▶ _Figure content listings_

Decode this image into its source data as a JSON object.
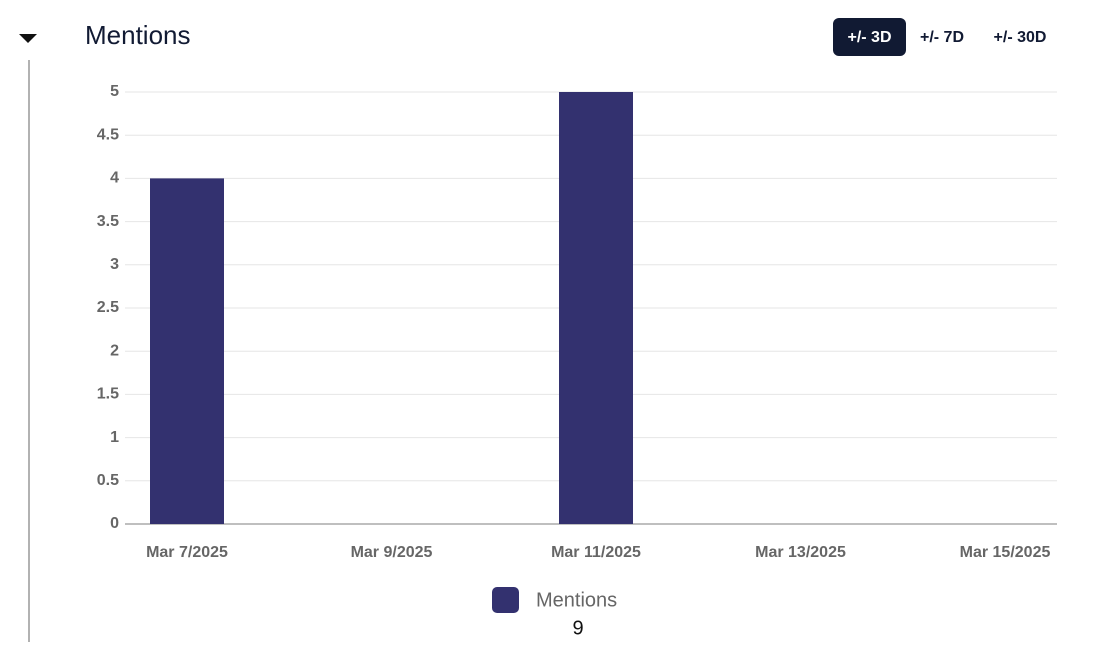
{
  "header": {
    "title": "Mentions",
    "buttons": [
      "+/- 3D",
      "+/- 7D",
      "+/- 30D"
    ],
    "active_button": 0
  },
  "chart_data": {
    "type": "bar",
    "categories": [
      "Mar 7/2025",
      "Mar 9/2025",
      "Mar 11/2025",
      "Mar 13/2025",
      "Mar 15/2025"
    ],
    "series": [
      {
        "name": "Mentions",
        "color": "#33316f",
        "values": [
          4,
          0,
          5,
          0,
          0
        ]
      }
    ],
    "ylim": [
      0,
      5
    ],
    "yticks": [
      0,
      0.5,
      1,
      1.5,
      2,
      2.5,
      3,
      3.5,
      4,
      4.5,
      5
    ],
    "grid": true,
    "total": 9
  }
}
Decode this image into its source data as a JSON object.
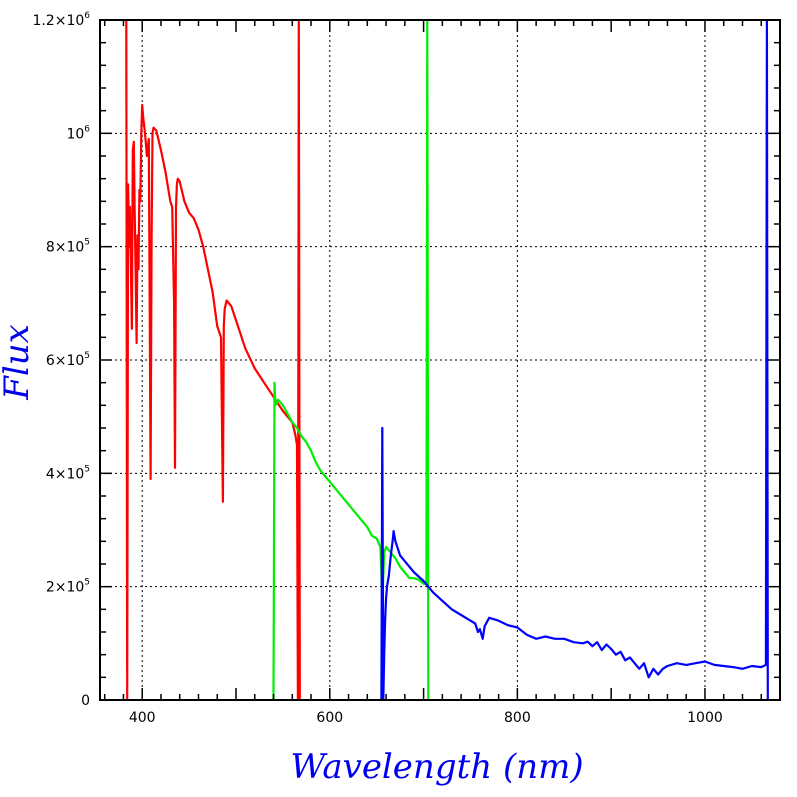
{
  "chart_data": {
    "type": "line",
    "title": "",
    "xlabel": "Wavelength (nm)",
    "ylabel": "Flux",
    "xlim": [
      355,
      1080
    ],
    "ylim": [
      0,
      1200000
    ],
    "grid": true,
    "xticks": [
      {
        "value": 400,
        "label": "400"
      },
      {
        "value": 600,
        "label": "600"
      },
      {
        "value": 800,
        "label": "800"
      },
      {
        "value": 1000,
        "label": "1000"
      }
    ],
    "yticks": [
      {
        "value": 0,
        "base": "0",
        "exp": ""
      },
      {
        "value": 200000,
        "base": "2×10",
        "exp": "5"
      },
      {
        "value": 400000,
        "base": "4×10",
        "exp": "5"
      },
      {
        "value": 600000,
        "base": "6×10",
        "exp": "5"
      },
      {
        "value": 800000,
        "base": "8×10",
        "exp": "5"
      },
      {
        "value": 1000000,
        "base": "10",
        "exp": "6"
      },
      {
        "value": 1200000,
        "base": "1.2×10",
        "exp": "6"
      }
    ],
    "series": [
      {
        "color": "#ff0000",
        "x": [
          383,
          384,
          385,
          386,
          387,
          388,
          389,
          390,
          391,
          392,
          393,
          394,
          395,
          396,
          397,
          398,
          399,
          400,
          401,
          403,
          405,
          407,
          408,
          409,
          410,
          411,
          412,
          415,
          420,
          425,
          430,
          432,
          434,
          435,
          436,
          437,
          438,
          440,
          445,
          450,
          455,
          460,
          465,
          470,
          475,
          480,
          484,
          485,
          486,
          487,
          488,
          490,
          495,
          500,
          510,
          520,
          530,
          540,
          550,
          555,
          560,
          563,
          565,
          566,
          567,
          568
        ],
        "y": [
          1200000,
          0,
          910000,
          800000,
          870000,
          750000,
          655000,
          970000,
          985000,
          860000,
          760000,
          630000,
          820000,
          760000,
          900000,
          880000,
          1000000,
          1050000,
          1030000,
          1000000,
          960000,
          990000,
          700000,
          390000,
          820000,
          1000000,
          1010000,
          1005000,
          970000,
          930000,
          880000,
          870000,
          700000,
          410000,
          870000,
          910000,
          920000,
          915000,
          880000,
          860000,
          850000,
          830000,
          800000,
          760000,
          720000,
          660000,
          640000,
          500000,
          350000,
          660000,
          690000,
          705000,
          695000,
          670000,
          620000,
          585000,
          560000,
          535000,
          510000,
          500000,
          490000,
          470000,
          450000,
          0,
          1200000,
          0
        ]
      },
      {
        "color": "#00ee00",
        "x": [
          540,
          541,
          542,
          545,
          550,
          555,
          560,
          565,
          570,
          575,
          580,
          585,
          590,
          600,
          610,
          620,
          630,
          640,
          645,
          650,
          654,
          656,
          658,
          660,
          665,
          670,
          675,
          680,
          685,
          690,
          695,
          700,
          703,
          704,
          705
        ],
        "y": [
          0,
          560000,
          520000,
          530000,
          520000,
          505000,
          490000,
          480000,
          465000,
          455000,
          440000,
          420000,
          405000,
          385000,
          365000,
          345000,
          325000,
          305000,
          290000,
          285000,
          270000,
          175000,
          260000,
          270000,
          260000,
          250000,
          235000,
          225000,
          215000,
          215000,
          212000,
          205000,
          205000,
          1200000,
          0
        ]
      },
      {
        "color": "#0000ff",
        "x": [
          655,
          656,
          657,
          658,
          659,
          660,
          661,
          663,
          665,
          667,
          668,
          670,
          675,
          680,
          690,
          700,
          710,
          720,
          730,
          740,
          750,
          755,
          758,
          760,
          763,
          765,
          770,
          780,
          790,
          800,
          810,
          820,
          830,
          840,
          850,
          860,
          870,
          875,
          880,
          885,
          890,
          895,
          900,
          905,
          910,
          915,
          920,
          925,
          930,
          935,
          940,
          945,
          950,
          955,
          960,
          970,
          980,
          990,
          1000,
          1010,
          1020,
          1030,
          1040,
          1050,
          1060,
          1065,
          1066,
          1067
        ],
        "y": [
          0,
          480000,
          0,
          80000,
          140000,
          180000,
          200000,
          220000,
          255000,
          280000,
          298000,
          280000,
          255000,
          245000,
          225000,
          210000,
          190000,
          175000,
          160000,
          150000,
          140000,
          135000,
          120000,
          125000,
          108000,
          130000,
          145000,
          140000,
          132000,
          128000,
          115000,
          108000,
          112000,
          108000,
          108000,
          102000,
          100000,
          103000,
          95000,
          102000,
          88000,
          98000,
          90000,
          80000,
          85000,
          70000,
          75000,
          65000,
          55000,
          65000,
          40000,
          55000,
          45000,
          55000,
          60000,
          65000,
          62000,
          65000,
          68000,
          62000,
          60000,
          58000,
          55000,
          60000,
          58000,
          62000,
          1200000,
          0
        ]
      }
    ]
  }
}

▶ _What to work on_
Check each line of the data above for the word "base", then state how many lines have it. Give the number alone.

▶ _Task response_
7